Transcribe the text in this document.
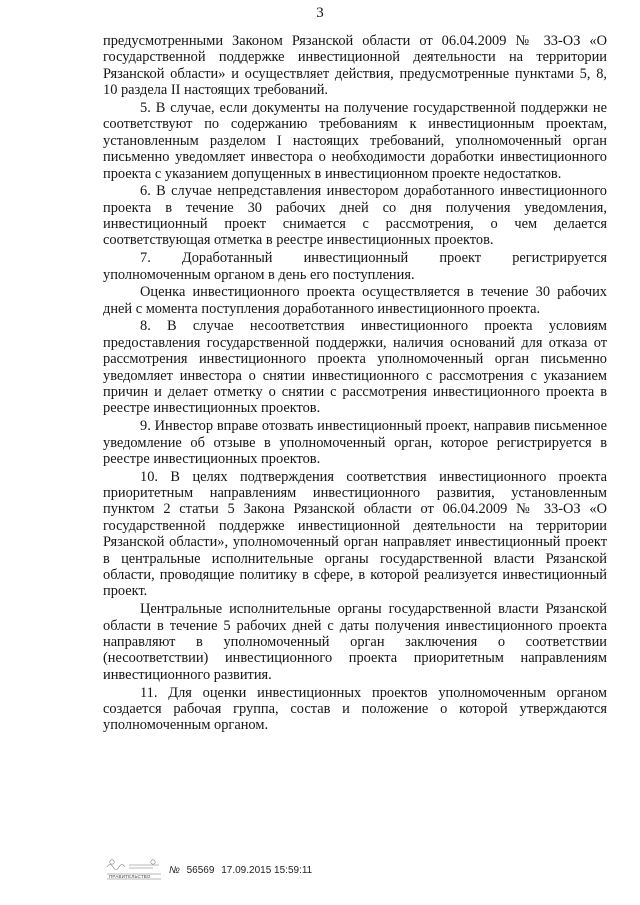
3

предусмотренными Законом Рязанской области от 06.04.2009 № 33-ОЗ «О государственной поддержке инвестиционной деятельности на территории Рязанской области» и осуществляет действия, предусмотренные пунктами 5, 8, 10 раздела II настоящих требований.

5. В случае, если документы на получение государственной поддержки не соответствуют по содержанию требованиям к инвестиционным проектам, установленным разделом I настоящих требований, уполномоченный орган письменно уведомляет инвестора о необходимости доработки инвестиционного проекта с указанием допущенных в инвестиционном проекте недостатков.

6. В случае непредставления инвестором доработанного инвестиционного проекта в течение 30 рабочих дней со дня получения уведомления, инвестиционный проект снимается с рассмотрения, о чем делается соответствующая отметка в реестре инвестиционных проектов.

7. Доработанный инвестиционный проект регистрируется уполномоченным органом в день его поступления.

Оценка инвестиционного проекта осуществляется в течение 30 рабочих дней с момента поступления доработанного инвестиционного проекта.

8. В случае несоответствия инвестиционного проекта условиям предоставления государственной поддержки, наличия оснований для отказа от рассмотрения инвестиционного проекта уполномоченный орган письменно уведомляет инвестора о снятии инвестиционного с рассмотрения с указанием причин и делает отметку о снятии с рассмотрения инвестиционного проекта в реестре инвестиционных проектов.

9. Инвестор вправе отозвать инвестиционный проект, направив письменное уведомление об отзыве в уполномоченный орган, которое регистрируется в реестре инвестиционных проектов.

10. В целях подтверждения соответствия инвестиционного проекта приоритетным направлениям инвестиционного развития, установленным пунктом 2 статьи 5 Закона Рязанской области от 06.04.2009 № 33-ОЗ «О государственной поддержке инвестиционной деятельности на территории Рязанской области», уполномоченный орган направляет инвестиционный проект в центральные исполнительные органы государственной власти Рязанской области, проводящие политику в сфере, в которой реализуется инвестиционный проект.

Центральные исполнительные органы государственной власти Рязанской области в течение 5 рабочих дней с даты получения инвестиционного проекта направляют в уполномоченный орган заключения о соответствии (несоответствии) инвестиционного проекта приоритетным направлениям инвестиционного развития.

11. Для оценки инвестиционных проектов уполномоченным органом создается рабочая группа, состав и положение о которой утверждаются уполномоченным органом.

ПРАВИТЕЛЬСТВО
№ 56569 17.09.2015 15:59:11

+--

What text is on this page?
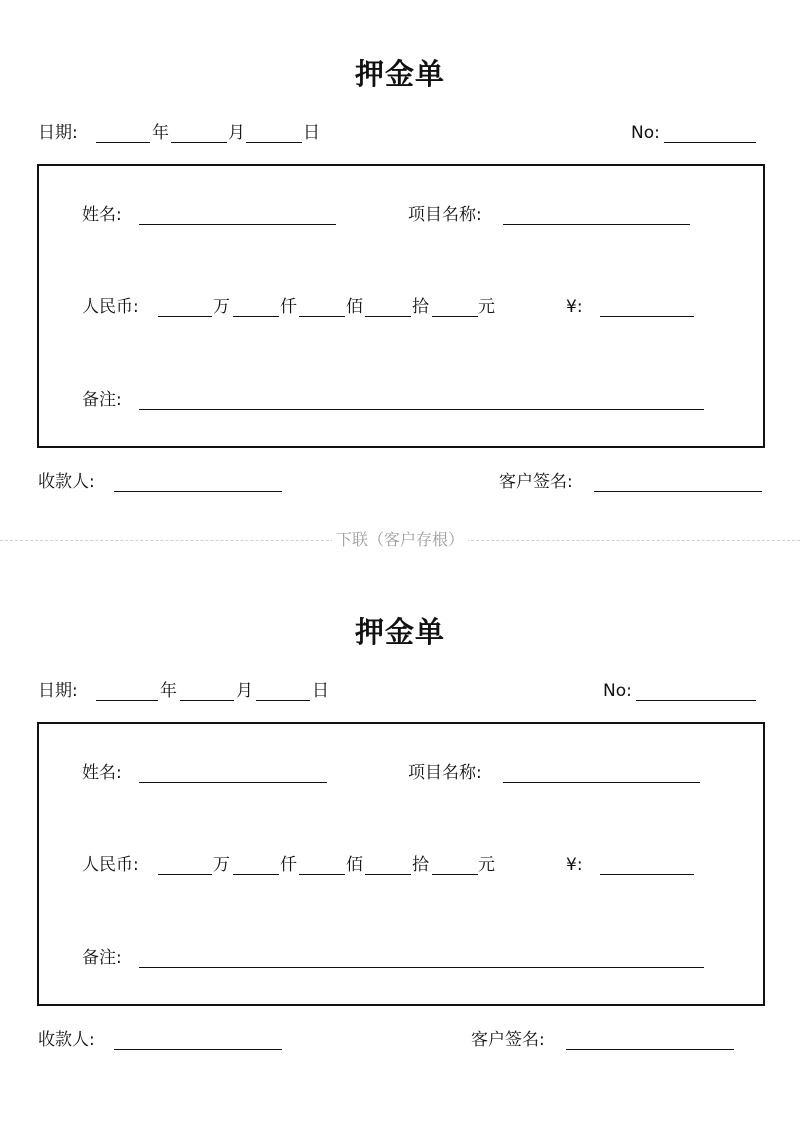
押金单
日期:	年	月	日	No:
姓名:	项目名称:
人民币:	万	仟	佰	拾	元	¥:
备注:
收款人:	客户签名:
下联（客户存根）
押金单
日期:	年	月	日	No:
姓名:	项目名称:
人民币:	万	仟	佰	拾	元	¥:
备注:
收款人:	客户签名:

+--

### INSTRUCTIONS TO FOLLOW
Scan the listing above. Gather each line that contains the word "поступления".

### CORRECT OUTPUT
7. Доработанный инвестиционный проект регистрируется уполномоченным органом в день его поступления.
Оценка инвестиционного проекта осуществляется в течение 30 рабочих дней с момента поступления доработанного инвестиционного проекта.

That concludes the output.